> **Brief**
Gather every line in the records below that contains the word "Flow".

> **Records to use**

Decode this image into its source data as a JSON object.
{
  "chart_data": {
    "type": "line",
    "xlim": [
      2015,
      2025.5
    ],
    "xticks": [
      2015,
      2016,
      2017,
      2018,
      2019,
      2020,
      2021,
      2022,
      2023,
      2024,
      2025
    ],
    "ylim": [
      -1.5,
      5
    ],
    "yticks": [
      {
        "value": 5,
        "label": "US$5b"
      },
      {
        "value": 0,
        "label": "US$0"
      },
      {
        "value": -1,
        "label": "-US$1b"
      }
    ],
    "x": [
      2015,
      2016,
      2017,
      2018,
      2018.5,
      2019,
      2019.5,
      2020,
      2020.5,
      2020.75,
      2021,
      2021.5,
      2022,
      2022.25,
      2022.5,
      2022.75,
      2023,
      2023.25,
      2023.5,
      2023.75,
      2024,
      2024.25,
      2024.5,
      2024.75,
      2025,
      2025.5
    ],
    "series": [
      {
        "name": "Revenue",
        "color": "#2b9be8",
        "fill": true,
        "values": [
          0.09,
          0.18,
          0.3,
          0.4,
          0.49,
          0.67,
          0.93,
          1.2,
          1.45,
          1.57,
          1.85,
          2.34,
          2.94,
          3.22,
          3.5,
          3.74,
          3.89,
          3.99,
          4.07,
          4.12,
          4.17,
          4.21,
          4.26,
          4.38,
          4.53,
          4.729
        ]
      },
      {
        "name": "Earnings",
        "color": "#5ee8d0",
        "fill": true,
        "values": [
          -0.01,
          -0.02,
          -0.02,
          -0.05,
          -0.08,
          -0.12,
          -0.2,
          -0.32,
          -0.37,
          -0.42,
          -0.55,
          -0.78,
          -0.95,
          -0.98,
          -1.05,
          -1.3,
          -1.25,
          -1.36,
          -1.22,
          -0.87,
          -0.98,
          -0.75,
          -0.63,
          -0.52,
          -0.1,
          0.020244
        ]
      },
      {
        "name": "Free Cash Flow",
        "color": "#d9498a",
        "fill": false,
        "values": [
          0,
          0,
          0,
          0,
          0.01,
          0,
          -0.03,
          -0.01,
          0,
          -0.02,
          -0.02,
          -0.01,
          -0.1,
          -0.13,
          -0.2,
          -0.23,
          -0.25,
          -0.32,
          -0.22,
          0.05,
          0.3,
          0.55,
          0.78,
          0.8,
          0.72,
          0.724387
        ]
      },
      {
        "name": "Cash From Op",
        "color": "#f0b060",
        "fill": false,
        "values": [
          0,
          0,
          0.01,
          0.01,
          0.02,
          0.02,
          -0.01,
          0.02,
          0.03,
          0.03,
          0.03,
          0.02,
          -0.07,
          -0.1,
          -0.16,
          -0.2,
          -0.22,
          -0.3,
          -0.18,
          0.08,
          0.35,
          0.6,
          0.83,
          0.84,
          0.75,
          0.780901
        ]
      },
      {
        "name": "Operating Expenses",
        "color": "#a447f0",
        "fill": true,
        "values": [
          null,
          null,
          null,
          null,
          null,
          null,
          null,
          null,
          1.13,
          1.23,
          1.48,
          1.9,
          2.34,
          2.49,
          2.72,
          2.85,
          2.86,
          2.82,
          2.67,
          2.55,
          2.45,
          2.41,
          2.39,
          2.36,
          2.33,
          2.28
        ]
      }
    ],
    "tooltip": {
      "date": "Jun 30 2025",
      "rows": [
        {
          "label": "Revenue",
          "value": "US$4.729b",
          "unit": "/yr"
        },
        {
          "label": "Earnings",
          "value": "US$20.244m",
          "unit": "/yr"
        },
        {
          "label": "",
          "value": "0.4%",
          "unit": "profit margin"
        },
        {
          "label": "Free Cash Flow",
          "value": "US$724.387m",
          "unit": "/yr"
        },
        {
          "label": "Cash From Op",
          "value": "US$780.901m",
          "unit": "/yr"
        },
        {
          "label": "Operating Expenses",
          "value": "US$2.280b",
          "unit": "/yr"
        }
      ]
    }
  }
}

> **Exercise result**
        "name": "Free Cash Flow",
          "label": "Free Cash Flow",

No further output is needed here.